(Beginning of Document text)

The present study revealed that the photosynthesis pigments (Chl. a, b, and total) and Chl fluorescence parameters of lettuce plants were improved in plants fertilized with CF75NF25 and CF50NF50 compared with the CF100 (Figure 2). This enhancement in the photosynthesis pigments (Chl. a, b, total) and Chl fluorescence parameters of lettuce plants could be related to the high uptake of N, P, and K (Figure 4). Furthermore, Pearson’s correlation showed that leaf N content was positively associated with leaf Chl a, total Chl, and photosystem II content (Table 5). In agreement, Peng et al. [69] reported that the application of N fertilizer enhances photosynthetic pigment content, light energy capture, photochemical efficiency, and promotes the quantum efficiency and self-protection ability of PSII. This mechanism may be linked to the catalytic impact of N fertilizer on the activity of light-activated enzymes in plant leaves, which improves the energy capture efficiency of the PSII reaction center [77]. In contrast to fertilizers, which have a positive impact on pigment content in lettuce, photosynthetic dyes can be reduced by pesticides used in lettuce cultivation or phytopathogenic fungi [78]. On the other hand, lettuce plants treated with CF25NF75 or NF100 treatments recorded the lowest values of leaf Chl content, which could be attributed to the low nutrient uptake, especially N content, which was inadequate to promote or enhance photosynthetic pigments as well as PSII (Figure 2 and Figure 4).
Regarding the bioactive compounds, the highest accumulations of AA, TPC, TFC, and AOA were obtained in the leaves of lettuce plants fertilized with CF75NF25 (Figure 3). These improvements in the bioactive compounds in plants might be due to the enhancement of total non-structural carbohydrates [79,80]. This could be linked to the role of N and K in stimulating photosynthesis activity and the role of K in increasing the translocation of carbohydrates to plant leaves [81,82]. The increase in translocation indirectly enhanced the biosynthesis of AA, AOA, TPC, and TFC in plants with high K uptake. N and K had a high positive correlation with AA, AOA, TPC, and TFC (Table 5). The current findings are in agreement with those of Ibrahim et al. [83] and Elmogy et al. [84]. They found that the increase in AA, TPC, and TFC in Labisia pumila leaves was due to an increase in the production of total non-structural carbohydrates under high K application.

(End of Document text)

=== Assigned task 1 ===
List every fertilizer treatment code that appears in the lettuce fertilization discussion.
=== Assigned task 2 ===
Write the next part of the lettuce fertilization discussion, picking up after its final sentence.
The listing that comes next is separate material, unrelated to the lettuce fertilization discussion.

(Beginning of Given information)

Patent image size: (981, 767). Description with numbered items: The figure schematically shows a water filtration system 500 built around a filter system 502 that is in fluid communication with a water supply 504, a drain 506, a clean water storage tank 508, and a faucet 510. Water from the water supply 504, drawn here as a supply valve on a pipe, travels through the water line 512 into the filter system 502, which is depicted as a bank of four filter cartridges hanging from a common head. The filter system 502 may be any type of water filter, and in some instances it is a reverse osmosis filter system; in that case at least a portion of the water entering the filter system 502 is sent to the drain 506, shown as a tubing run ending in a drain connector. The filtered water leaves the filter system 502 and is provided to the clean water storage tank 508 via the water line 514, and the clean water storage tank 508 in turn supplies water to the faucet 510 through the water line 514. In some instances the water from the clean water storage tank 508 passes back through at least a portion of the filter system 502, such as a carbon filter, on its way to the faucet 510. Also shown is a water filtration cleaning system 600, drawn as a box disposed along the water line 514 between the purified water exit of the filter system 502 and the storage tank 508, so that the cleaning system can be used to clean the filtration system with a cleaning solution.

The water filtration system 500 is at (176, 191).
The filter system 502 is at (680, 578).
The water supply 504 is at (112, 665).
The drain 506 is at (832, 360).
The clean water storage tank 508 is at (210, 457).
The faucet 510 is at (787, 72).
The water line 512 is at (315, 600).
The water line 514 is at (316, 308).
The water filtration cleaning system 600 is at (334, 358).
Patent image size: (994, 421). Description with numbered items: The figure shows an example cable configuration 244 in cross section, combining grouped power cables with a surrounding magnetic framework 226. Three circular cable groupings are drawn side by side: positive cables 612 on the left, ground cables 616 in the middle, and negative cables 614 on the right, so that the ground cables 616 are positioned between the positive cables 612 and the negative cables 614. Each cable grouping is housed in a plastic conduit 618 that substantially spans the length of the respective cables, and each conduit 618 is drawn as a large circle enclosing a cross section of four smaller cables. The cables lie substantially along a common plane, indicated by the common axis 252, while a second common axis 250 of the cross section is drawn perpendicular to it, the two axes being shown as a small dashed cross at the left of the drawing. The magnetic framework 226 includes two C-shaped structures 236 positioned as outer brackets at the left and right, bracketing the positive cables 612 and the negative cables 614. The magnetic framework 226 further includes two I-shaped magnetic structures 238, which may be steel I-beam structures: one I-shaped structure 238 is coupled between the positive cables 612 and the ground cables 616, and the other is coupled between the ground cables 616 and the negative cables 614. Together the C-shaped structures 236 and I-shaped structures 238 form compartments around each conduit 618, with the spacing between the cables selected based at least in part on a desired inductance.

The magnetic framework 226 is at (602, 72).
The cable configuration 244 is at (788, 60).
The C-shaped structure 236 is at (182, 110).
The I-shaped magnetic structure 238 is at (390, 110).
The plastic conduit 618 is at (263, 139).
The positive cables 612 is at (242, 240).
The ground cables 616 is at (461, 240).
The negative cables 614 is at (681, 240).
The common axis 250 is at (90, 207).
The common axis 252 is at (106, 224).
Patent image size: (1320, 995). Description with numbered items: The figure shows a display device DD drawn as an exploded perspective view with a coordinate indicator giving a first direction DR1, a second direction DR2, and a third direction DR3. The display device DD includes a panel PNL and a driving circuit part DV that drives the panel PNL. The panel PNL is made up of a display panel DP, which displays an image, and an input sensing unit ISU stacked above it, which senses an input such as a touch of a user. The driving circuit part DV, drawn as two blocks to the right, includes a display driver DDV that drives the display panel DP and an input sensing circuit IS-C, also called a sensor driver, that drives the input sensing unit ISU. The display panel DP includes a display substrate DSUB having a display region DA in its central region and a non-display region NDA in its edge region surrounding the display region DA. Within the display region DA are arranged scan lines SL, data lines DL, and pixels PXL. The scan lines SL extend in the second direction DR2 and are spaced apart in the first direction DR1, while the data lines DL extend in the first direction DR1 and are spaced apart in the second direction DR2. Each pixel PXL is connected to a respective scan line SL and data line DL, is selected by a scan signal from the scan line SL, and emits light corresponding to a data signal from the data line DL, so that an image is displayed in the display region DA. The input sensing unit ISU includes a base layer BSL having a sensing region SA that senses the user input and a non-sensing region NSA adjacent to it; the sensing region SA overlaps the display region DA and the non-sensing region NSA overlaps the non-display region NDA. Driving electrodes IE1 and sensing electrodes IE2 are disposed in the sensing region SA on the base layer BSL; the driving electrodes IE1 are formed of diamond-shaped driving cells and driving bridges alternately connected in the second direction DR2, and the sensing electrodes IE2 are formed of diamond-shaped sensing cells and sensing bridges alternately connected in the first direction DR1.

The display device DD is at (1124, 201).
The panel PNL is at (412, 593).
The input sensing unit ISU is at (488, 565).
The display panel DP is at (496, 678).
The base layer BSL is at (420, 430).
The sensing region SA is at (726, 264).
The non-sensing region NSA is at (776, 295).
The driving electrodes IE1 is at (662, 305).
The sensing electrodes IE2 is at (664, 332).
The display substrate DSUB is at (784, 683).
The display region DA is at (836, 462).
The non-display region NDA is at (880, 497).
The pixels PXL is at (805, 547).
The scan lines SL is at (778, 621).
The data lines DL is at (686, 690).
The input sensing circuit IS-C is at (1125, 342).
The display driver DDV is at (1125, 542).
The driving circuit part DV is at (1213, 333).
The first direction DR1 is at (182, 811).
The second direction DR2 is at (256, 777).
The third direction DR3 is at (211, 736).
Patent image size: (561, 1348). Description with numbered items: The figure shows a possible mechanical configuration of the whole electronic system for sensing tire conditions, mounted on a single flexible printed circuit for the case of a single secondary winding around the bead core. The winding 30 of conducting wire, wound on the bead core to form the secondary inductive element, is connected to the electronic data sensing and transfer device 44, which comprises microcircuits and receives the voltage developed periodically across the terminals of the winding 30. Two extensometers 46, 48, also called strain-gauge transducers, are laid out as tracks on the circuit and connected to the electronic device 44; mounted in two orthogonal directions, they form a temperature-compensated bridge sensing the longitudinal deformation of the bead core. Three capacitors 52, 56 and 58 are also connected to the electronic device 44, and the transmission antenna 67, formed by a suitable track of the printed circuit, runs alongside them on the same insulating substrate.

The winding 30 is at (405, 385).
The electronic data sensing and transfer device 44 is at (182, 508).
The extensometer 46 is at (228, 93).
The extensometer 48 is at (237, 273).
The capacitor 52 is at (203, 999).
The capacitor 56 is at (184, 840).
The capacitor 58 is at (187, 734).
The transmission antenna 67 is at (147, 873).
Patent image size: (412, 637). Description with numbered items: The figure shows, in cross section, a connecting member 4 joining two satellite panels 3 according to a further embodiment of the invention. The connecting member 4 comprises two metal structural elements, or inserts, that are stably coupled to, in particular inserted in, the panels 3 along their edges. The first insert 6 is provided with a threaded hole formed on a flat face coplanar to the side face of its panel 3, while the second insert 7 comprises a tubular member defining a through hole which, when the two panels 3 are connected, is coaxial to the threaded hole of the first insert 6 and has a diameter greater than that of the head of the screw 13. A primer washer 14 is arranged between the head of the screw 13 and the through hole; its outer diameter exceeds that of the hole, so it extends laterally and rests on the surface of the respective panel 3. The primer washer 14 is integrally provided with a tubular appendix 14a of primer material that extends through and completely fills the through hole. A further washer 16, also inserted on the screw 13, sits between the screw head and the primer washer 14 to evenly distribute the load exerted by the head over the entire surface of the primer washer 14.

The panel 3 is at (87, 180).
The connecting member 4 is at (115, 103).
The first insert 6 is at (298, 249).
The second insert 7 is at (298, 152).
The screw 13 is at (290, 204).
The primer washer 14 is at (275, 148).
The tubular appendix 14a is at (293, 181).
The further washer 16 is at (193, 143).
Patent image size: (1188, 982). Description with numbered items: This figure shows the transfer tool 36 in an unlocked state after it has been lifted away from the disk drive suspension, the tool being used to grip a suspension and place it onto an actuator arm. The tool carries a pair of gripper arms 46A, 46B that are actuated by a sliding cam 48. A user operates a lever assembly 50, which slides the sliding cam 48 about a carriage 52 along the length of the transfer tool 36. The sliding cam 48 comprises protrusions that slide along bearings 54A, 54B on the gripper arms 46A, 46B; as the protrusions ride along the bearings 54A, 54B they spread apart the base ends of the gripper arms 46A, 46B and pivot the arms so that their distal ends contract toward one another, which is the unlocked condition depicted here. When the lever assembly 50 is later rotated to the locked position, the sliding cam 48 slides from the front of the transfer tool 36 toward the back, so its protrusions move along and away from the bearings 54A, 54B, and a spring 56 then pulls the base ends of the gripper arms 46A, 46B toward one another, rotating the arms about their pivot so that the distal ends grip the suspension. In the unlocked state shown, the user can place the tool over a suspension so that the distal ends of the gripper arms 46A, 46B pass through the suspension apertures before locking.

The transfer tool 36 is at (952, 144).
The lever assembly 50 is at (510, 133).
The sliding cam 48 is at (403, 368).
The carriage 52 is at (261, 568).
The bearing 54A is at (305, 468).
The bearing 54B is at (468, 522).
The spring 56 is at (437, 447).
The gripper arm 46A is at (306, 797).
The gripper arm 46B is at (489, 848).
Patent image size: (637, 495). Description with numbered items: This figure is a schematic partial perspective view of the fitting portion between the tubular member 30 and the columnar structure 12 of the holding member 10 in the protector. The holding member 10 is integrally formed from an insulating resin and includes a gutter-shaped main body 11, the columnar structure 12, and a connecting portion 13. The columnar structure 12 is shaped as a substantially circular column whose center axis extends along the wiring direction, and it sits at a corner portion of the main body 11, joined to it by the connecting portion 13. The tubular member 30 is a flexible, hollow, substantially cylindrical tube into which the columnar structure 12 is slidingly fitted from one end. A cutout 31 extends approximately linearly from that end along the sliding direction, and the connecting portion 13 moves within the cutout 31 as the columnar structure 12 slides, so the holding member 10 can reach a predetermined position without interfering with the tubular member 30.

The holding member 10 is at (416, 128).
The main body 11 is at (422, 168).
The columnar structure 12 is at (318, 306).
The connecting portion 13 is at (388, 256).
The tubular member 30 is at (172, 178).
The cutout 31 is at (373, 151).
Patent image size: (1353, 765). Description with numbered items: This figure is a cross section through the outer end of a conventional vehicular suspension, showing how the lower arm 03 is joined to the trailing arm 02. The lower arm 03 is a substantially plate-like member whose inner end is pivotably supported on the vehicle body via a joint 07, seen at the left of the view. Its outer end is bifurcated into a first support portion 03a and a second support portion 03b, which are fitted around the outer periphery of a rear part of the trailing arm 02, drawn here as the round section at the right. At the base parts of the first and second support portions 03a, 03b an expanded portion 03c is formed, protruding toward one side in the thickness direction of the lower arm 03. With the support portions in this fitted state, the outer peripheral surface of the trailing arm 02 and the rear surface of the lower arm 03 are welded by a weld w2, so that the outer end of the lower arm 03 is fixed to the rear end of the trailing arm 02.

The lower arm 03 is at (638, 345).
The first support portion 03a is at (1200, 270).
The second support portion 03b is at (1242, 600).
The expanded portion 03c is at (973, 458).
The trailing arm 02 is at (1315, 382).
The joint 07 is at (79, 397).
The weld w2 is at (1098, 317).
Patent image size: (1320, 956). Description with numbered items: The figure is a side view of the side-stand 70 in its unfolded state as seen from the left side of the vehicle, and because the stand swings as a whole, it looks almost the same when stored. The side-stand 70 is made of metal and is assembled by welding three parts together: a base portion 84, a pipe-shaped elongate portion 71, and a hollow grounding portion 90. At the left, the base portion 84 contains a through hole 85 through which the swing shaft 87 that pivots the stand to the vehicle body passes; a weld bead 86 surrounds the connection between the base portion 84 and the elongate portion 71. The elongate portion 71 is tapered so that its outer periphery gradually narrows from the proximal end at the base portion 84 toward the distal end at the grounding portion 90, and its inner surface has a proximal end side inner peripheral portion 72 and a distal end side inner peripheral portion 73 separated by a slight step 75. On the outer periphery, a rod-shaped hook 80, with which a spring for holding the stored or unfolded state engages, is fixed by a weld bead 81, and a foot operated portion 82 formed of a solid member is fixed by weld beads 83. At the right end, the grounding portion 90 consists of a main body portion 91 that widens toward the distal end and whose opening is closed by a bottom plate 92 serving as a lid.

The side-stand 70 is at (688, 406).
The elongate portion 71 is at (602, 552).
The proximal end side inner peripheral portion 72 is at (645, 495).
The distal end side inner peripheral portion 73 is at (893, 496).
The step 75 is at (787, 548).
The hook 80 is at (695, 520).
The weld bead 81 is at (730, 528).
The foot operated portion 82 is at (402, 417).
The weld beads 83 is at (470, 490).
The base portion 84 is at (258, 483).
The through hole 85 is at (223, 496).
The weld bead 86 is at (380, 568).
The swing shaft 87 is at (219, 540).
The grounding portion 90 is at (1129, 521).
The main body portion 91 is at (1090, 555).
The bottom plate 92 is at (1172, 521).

(End of Given information)

=== Task output 1 ===
CF75NF25, CF50NF50, CF100, CF25NF75, NF100

=== Task output 2 ===
Lettuce plants have a great ability to accumulate NO3 in their leaves, which have adverse effects to human health [85,86]. NO3- is a potential carcinogenic nitrosamine precursor [87,88]. Therefore, the estimation of NO3 concentration in leafy vegetables, particularly in lettuce plants, is quite important for human health. The European Union reported that the highest permissible concentration of NO3 is 3500–4500 mg of N-NO3/kg fresh weight for winter crops and 2500 mg of N-NO3/kg for summer crops [88]. In the present study, the concentration of NO3 in leaf tissues of all treated lettuce plants ranged from 490 to 1730 or 300 to 1780 mg/kg fresh weight in the first and second season, respectively (Figure 5). The highest concentration of NO3 was recorded in the leaves of plants treated with CF75NF25 (Figure 5). This finding could be attributed to the high uptake of N (Figure 4). Concentrations of NO3 in the lettuce leaves fertilized with different treatments were lower than the acceptable NO3 content for human consumption.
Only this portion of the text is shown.